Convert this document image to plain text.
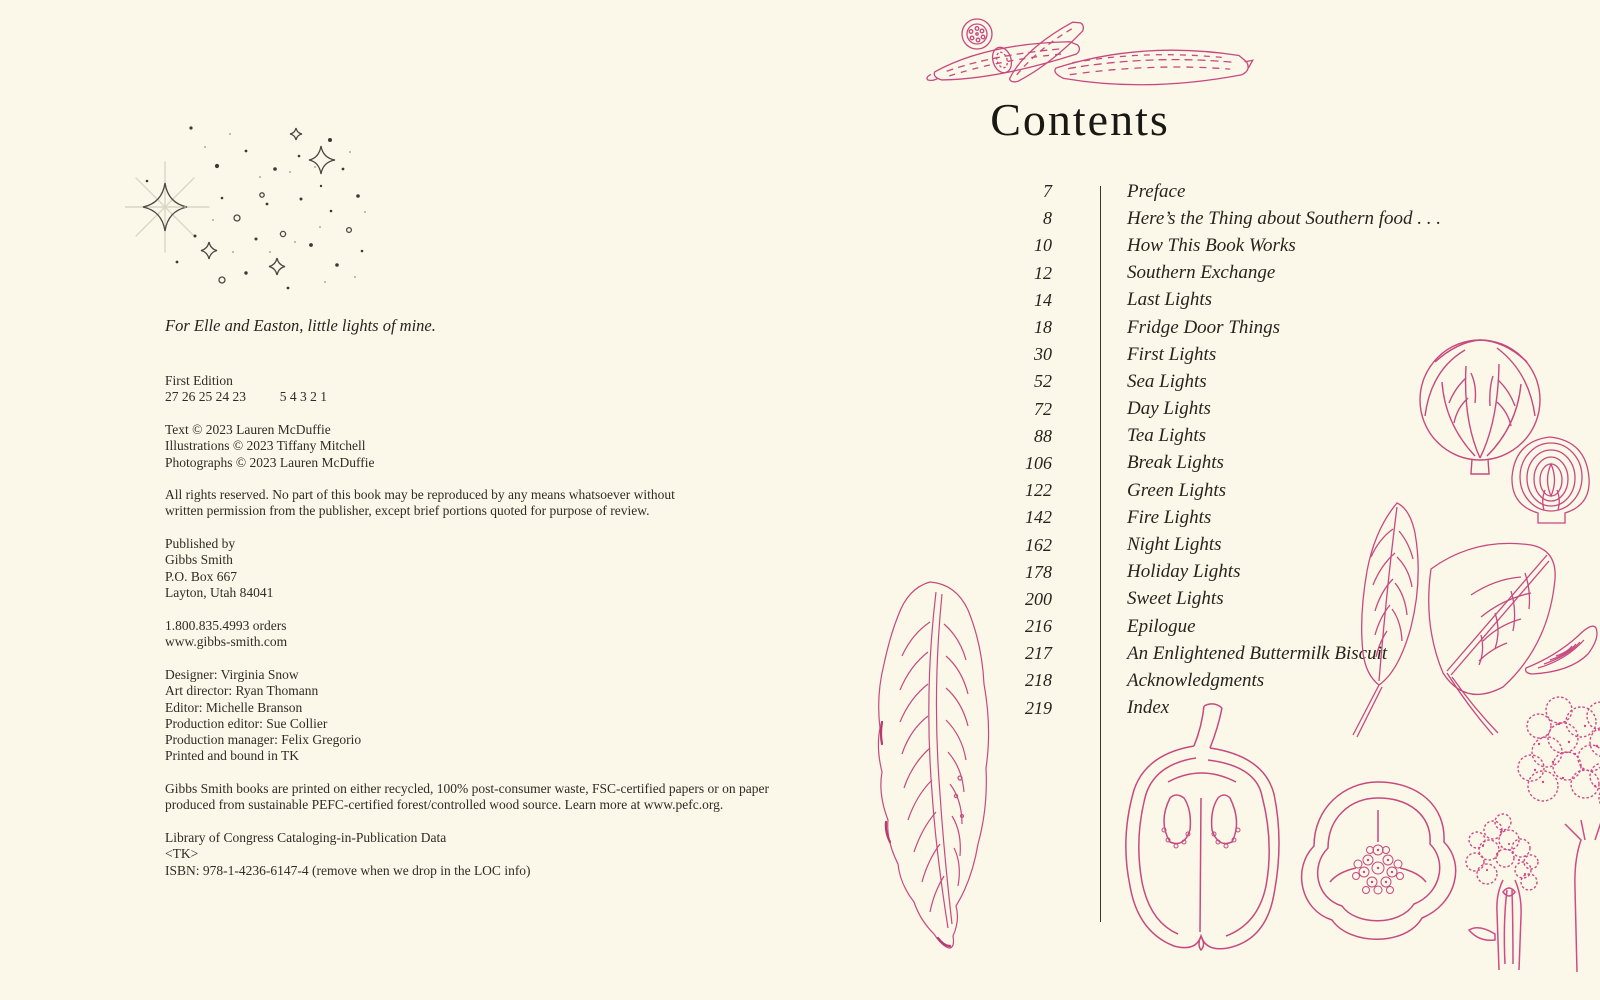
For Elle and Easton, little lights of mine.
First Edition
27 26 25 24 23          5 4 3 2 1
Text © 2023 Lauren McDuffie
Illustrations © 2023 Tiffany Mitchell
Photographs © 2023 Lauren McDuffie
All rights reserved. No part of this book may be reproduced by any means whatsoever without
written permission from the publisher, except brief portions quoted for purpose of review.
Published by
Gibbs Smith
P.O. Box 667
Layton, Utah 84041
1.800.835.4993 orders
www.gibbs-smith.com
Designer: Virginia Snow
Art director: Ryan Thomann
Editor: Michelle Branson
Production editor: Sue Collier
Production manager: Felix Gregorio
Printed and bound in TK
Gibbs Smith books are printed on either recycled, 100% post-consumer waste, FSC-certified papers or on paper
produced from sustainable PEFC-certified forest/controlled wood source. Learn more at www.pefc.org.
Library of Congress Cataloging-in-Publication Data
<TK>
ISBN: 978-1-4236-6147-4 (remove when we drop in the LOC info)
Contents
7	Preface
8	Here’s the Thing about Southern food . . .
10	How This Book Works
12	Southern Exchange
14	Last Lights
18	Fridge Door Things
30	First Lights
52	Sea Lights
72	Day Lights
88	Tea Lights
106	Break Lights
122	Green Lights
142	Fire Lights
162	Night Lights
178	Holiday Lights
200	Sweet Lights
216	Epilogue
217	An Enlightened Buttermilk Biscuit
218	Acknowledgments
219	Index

▶ **YOUR OBJECTIVE**
Output the entries above exactly. Drop the pictures.

▶ **RESPONSE BELOW**
Convert this document image to plain text.
For Elle and Easton, little lights of mine.
First Edition
27 26 25 24 23          5 4 3 2 1
Text © 2023 Lauren McDuffie
Illustrations © 2023 Tiffany Mitchell
Photographs © 2023 Lauren McDuffie
All rights reserved. No part of this book may be reproduced by any means whatsoever without
written permission from the publisher, except brief portions quoted for purpose of review.
Published by
Gibbs Smith
P.O. Box 667
Layton, Utah 84041
1.800.835.4993 orders
www.gibbs-smith.com
Designer: Virginia Snow
Art director: Ryan Thomann
Editor: Michelle Branson
Production editor: Sue Collier
Production manager: Felix Gregorio
Printed and bound in TK
Gibbs Smith books are printed on either recycled, 100% post-consumer waste, FSC-certified papers or on paper
produced from sustainable PEFC-certified forest/controlled wood source. Learn more at www.pefc.org.
Library of Congress Cataloging-in-Publication Data
<TK>
ISBN: 978-1-4236-6147-4 (remove when we drop in the LOC info)
Contents
7	Preface
8	Here’s the Thing about Southern food . . .
10	How This Book Works
12	Southern Exchange
14	Last Lights
18	Fridge Door Things
30	First Lights
52	Sea Lights
72	Day Lights
88	Tea Lights
106	Break Lights
122	Green Lights
142	Fire Lights
162	Night Lights
178	Holiday Lights
200	Sweet Lights
216	Epilogue
217	An Enlightened Buttermilk Biscuit
218	Acknowledgments
219	Index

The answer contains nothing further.